ENTRIES >>
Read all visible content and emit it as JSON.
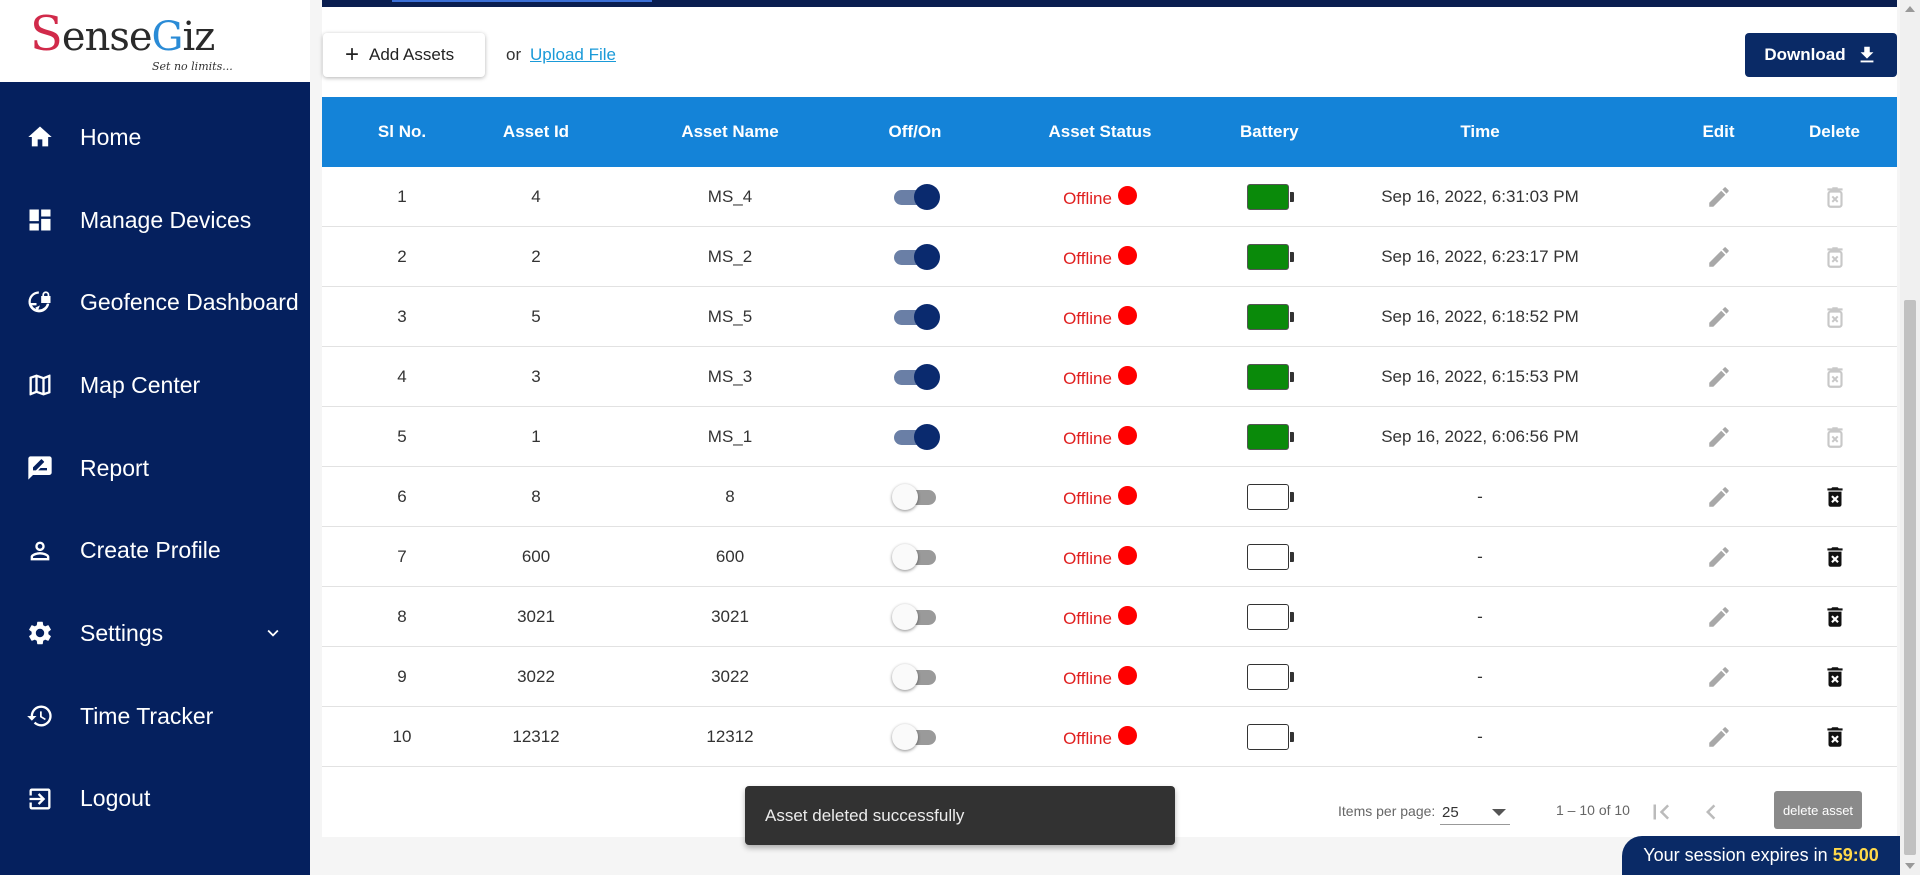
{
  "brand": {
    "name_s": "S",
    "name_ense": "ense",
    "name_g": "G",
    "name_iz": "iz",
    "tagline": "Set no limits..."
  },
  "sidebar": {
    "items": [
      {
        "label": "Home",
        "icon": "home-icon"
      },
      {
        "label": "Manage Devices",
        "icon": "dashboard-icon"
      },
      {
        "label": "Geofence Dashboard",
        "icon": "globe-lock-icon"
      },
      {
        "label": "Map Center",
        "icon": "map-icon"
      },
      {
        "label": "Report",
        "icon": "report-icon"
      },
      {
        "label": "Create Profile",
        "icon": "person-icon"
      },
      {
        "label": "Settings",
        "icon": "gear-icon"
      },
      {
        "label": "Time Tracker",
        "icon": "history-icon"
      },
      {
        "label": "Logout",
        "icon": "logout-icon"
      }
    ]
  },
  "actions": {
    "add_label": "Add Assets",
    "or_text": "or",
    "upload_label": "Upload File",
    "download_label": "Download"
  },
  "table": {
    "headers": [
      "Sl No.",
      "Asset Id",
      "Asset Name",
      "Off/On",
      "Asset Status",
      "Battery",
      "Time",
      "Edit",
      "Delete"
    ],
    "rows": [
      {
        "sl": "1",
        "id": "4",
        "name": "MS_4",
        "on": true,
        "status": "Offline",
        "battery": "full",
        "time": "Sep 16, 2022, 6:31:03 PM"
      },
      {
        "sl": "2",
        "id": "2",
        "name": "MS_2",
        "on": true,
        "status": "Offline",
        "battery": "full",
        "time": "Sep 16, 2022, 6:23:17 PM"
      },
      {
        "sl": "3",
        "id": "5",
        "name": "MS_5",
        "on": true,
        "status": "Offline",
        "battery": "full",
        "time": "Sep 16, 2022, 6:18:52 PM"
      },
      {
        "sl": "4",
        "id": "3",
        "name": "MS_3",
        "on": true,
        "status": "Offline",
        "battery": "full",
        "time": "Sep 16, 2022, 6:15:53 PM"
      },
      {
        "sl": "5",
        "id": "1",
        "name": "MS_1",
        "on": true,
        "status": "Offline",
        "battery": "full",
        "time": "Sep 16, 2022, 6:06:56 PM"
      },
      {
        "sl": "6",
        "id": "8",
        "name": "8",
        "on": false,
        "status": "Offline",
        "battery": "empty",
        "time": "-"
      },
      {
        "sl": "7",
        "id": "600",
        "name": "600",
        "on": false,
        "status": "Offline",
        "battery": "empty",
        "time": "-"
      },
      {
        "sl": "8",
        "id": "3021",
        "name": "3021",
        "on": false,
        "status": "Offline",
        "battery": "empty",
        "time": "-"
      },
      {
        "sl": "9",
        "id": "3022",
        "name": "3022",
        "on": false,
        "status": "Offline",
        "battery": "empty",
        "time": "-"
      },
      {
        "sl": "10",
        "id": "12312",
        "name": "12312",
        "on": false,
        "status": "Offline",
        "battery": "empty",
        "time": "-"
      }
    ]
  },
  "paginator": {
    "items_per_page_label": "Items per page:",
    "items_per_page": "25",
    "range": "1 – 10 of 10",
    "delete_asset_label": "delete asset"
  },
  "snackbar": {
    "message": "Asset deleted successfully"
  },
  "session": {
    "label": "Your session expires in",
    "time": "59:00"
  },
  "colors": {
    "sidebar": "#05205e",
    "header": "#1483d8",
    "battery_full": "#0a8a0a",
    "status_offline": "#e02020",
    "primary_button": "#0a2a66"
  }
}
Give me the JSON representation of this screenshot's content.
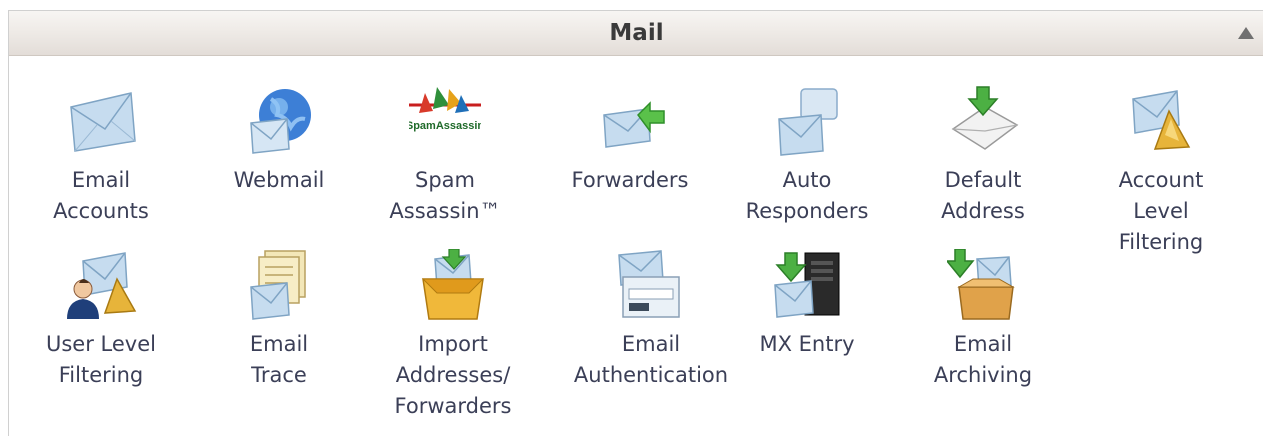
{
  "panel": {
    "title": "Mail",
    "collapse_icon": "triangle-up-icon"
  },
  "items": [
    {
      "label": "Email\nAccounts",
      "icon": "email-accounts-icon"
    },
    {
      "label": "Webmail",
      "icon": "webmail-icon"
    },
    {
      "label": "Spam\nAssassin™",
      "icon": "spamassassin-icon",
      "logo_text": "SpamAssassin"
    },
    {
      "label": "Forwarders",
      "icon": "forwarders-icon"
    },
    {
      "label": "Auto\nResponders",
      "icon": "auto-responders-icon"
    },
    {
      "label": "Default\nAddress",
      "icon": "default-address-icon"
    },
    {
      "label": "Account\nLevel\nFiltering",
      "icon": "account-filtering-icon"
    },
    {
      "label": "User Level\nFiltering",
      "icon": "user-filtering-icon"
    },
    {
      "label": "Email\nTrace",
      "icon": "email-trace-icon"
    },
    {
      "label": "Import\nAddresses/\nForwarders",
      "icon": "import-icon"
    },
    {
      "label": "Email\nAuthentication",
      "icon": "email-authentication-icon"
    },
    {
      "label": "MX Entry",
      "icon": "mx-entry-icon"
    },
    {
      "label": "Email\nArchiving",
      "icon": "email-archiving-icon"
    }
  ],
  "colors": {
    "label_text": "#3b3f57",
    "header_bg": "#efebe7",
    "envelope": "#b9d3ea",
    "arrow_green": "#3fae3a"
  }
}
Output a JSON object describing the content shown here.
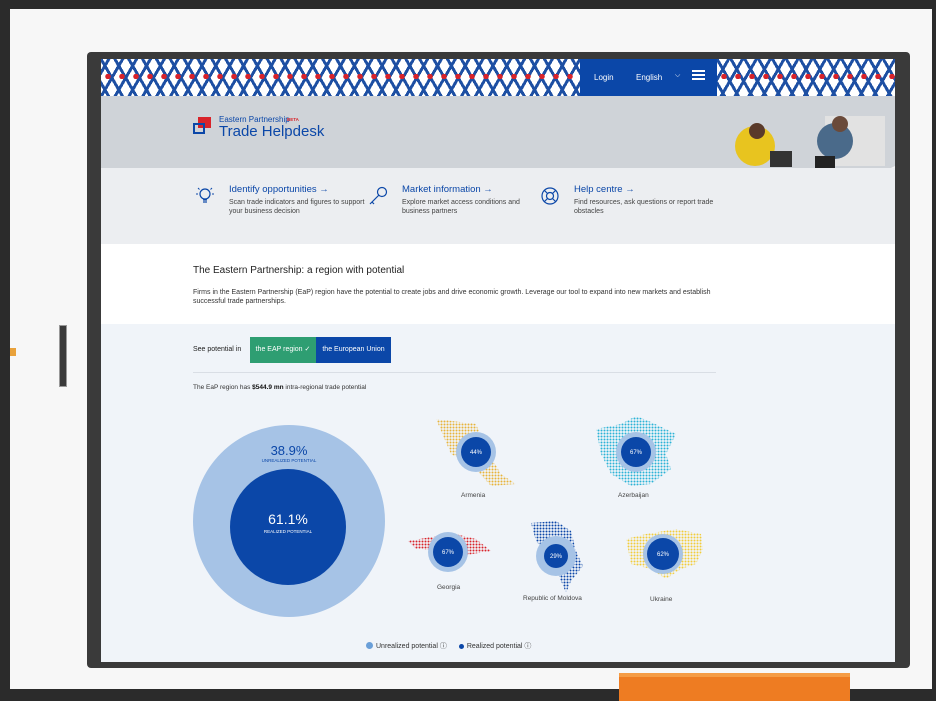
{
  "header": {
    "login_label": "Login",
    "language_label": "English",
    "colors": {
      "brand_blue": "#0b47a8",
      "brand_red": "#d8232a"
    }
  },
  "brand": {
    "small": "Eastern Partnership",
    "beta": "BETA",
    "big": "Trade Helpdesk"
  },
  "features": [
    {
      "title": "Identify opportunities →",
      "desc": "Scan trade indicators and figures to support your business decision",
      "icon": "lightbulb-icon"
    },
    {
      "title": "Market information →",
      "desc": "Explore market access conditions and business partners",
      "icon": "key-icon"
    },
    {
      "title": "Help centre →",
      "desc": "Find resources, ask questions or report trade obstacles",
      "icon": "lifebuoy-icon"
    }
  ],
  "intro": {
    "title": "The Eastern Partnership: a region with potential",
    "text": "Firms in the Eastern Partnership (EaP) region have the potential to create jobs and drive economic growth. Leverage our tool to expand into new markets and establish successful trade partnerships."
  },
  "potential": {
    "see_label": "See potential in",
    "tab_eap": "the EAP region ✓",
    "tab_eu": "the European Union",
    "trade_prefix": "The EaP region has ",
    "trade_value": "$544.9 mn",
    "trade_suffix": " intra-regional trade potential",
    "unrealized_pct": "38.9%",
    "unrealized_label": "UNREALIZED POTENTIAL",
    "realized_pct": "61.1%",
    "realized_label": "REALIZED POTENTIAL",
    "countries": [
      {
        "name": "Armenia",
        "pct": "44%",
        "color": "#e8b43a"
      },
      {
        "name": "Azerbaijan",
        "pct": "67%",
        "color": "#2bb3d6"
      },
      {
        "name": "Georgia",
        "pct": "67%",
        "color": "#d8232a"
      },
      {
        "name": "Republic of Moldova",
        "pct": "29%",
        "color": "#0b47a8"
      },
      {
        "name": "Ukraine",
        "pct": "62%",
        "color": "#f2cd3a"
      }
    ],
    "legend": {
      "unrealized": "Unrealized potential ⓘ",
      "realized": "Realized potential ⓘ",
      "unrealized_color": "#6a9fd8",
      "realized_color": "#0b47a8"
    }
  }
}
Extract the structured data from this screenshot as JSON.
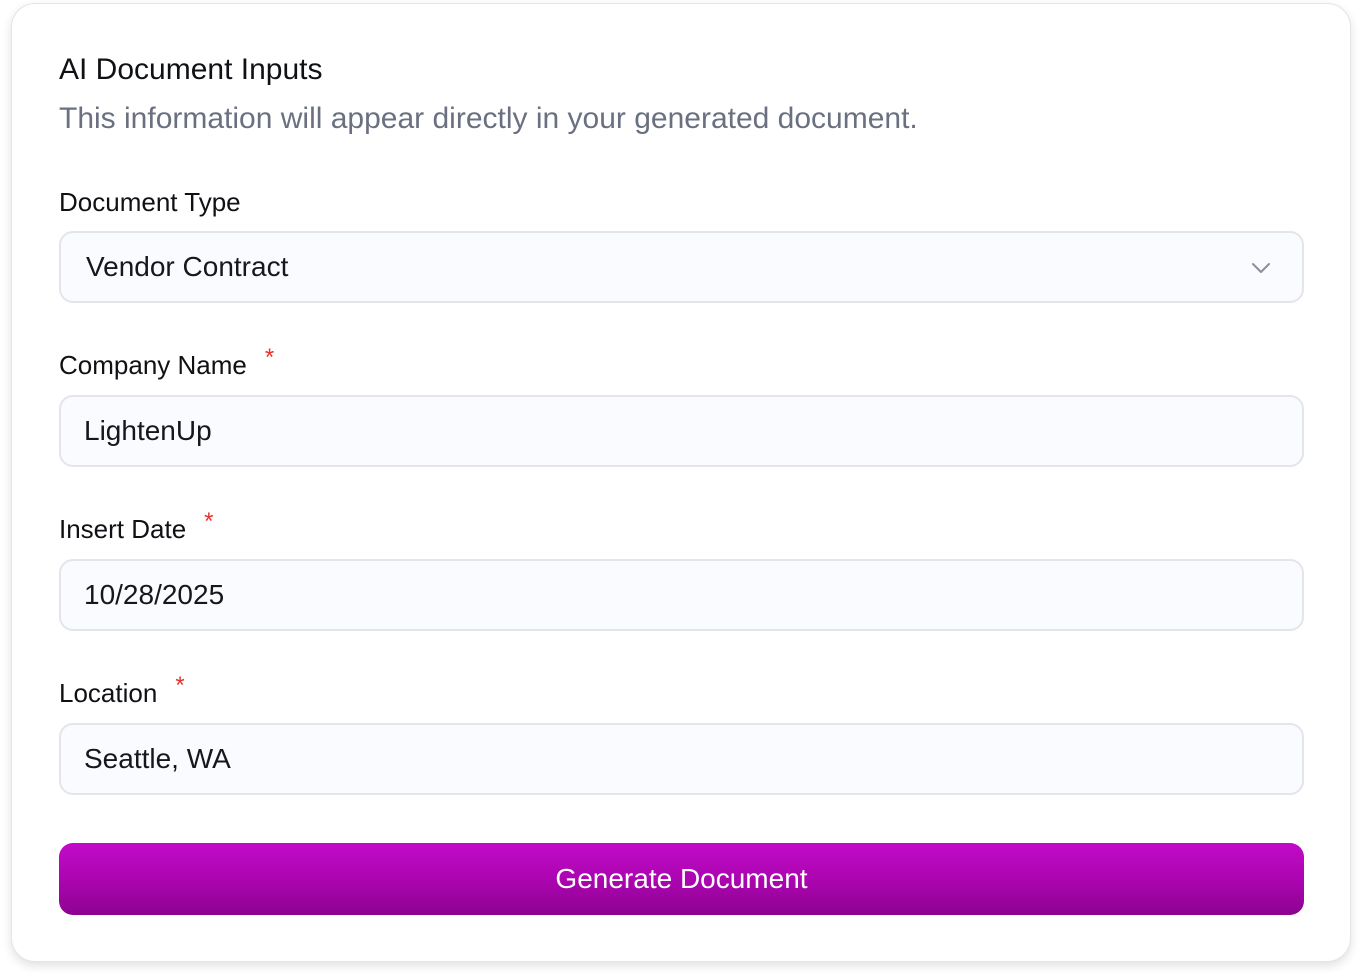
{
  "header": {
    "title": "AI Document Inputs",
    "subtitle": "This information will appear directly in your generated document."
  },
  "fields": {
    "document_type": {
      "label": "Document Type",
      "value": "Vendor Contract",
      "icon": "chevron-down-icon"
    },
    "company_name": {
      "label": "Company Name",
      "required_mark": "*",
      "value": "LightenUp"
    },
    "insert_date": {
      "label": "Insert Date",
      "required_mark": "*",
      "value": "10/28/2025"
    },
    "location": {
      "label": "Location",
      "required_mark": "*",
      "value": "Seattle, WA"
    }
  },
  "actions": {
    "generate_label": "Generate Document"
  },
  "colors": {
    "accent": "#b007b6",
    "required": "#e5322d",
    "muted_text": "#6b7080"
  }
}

TASK BRIEF >>
In the entries above, locate every line with the word "Partnership" and copy it.

EXERCISE OUTPUT >>
    "small": "Eastern Partnership",
    "title": "The Eastern Partnership: a region with potential",
    "text": "Firms in the Eastern Partnership (EaP) region have the potential to create jobs and drive economic growth. Leverage our tool to expand into new markets and establish successful trade partnerships."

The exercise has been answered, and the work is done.